→ **Problems to solve**:
- A) Rewrite the stretch of the book review from "Their historical reference" through "a master's degree.)", substituting "New Cold War" for "Second Cold War".
- B) In the book review, what era do Lynch and Singh take as their historical reference point?
- C) Continue the review of After Bush, picking up right after its final sentence.

→ **Excerpt to read**:
▶
As it happens, Bush's second term is nearing its end and he will soon be leaving the capital for Crawford, hence the title of Timothy J. Lynch's and Robert S. Singh's hardback: After Bush: The Case for Continuity in American Foreign Policy. All the same the University of London duo could still be on Bush's guest list at the White House before the moving vans approach 1600 Pennsylvania Avenue. Though clearly, such an offer is not the be all and end all for Messrs. Lynch and Singh. If anything an invitation from the 44th President of the United States is just as likely given their book's non-partisan, political futurology and for all of Barack Obama's mantra of 'change'.

Their historical reference point is the Truman era and the First Cold War. And their central thesis is that we are in the early stages of a Second Cold War, this time against Islamist terrorism. Notwithstanding Truman remaining the gold standard for presidential rehabilitation the pair never set out to revise Bush and make him into one of America's top ten. Depersonalizing the debate only reinforces their case and prolongs After Bush's existence on module reading lists the world over. (Indeed the bibliography alone, if read, would be enough to earn a master's degree.)
◀
Element region listings:
▶
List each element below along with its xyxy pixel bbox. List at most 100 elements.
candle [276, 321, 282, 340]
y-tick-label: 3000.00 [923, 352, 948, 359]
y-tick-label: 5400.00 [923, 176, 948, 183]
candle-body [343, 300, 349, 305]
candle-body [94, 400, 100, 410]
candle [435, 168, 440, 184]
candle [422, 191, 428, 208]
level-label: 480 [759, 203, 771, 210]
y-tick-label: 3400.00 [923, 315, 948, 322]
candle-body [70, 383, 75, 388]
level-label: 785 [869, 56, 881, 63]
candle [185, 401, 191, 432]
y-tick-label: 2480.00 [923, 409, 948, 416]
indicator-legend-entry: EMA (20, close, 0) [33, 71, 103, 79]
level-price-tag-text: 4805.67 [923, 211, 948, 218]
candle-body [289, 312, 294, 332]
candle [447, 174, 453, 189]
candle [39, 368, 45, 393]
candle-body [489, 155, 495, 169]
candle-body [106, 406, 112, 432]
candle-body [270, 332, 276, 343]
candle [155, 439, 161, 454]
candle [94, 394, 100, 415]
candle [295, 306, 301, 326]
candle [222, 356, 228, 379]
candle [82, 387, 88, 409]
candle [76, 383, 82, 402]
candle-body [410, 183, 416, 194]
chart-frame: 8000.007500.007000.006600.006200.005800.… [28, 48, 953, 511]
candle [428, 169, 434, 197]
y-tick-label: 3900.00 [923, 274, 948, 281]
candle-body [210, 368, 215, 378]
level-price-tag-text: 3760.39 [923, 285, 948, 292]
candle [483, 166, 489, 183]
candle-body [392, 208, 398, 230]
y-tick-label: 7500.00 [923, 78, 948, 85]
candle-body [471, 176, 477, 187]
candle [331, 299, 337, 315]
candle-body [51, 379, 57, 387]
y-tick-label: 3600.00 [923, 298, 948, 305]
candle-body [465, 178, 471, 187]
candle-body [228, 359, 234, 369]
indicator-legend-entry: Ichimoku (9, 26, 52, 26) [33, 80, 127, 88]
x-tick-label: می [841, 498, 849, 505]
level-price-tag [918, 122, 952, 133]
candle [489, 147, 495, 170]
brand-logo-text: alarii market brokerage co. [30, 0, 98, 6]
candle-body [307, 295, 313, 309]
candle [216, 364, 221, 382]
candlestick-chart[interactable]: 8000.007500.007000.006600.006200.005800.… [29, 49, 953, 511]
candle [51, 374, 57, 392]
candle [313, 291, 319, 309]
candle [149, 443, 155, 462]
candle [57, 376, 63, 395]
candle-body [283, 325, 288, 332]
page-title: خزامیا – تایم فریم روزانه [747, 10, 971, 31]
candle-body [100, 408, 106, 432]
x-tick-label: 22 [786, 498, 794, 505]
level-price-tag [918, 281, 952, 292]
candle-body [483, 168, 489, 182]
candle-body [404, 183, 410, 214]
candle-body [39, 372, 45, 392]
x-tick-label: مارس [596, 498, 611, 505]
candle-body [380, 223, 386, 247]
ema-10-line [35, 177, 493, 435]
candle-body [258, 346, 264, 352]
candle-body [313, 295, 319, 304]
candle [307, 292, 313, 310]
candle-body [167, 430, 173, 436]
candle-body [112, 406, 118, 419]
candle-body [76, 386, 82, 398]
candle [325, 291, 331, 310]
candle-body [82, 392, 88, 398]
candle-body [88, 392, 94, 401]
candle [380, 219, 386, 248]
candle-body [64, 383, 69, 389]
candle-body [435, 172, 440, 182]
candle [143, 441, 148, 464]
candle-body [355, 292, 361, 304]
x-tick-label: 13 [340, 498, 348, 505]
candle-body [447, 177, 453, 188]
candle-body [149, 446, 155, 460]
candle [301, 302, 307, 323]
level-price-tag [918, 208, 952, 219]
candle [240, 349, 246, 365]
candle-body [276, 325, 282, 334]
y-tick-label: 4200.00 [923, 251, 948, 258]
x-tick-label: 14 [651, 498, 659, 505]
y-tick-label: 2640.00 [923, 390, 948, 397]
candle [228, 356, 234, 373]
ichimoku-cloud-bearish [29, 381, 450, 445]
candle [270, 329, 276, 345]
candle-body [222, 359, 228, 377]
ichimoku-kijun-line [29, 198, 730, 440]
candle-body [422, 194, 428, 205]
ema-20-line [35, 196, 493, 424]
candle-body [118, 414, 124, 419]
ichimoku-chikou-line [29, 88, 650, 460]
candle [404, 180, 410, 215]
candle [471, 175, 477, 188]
◀
→ **Answers below**:
- A)
Their historical reference point is the Truman era and the First Cold War. And their central thesis is that we are in the early stages of a New Cold War, this time against Islamist terrorism. Notwithstanding Truman remaining the gold standard for presidential rehabilitation the pair never set out to revise Bush and make him into one of America's top ten. Depersonalizing the debate only reinforces their case and prolongs After Bush's existence on module reading lists the world over. (Indeed the bibliography alone, if read, would be enough to earn a master's degree.)

- B) The Truman era and the First Cold War.

- C)
Thus After Bush should be read by everyone from Bush-backer to Bush-basher. That said if you are a Bush (doctrine)-basher and invited to debate with Lynch and Singh, decline. Their witty repartee and ready access store of historical quotations not to mention geo-political savvy, would threaten your myths and misconceptions. For instance by placing Bush's response to 9/11 in historical context, Lynch and Singh frontally challenge the view that Bush was a revolutionary. It is here that the pair is to be congratulated for filling a vacuum in American foreign policy scholarship. (Until now all we had to quote was from the hands of John Lewis Gaddis, Niall Ferguson, Melvyn Leffler and Michael Gove.)

The duo's 300-page hardback is a confident and comprehensive rebuttal to Bush's critics. But that is not to say the co-authors overlook questions pertaining to the legality of intervention, the mismanagement of post-war Iraq and alleged abuses at Abu Ghraib. Rest assured no stone goes unturned.

As a consequence, Lynch and Singh are now among the heavyweights of today: Robert Lieber (The American Era) and Andrew Roberts (A History of the English-Speaking Peoples Since 1900). While Robert Kaufman (In Defense of the Bush Doctrine) and Norman Podhoretz (World War IV) battle it out in the middleweight division. Such an appraisal is based on their historical nuance; historical nuance that would give the likes of Walter Russell Mead (Special Providence) and Robert Kagan (Dangerous Nation) a run for their money.

Longsighted not shortsighted. Practical not polemical. Continuity not change.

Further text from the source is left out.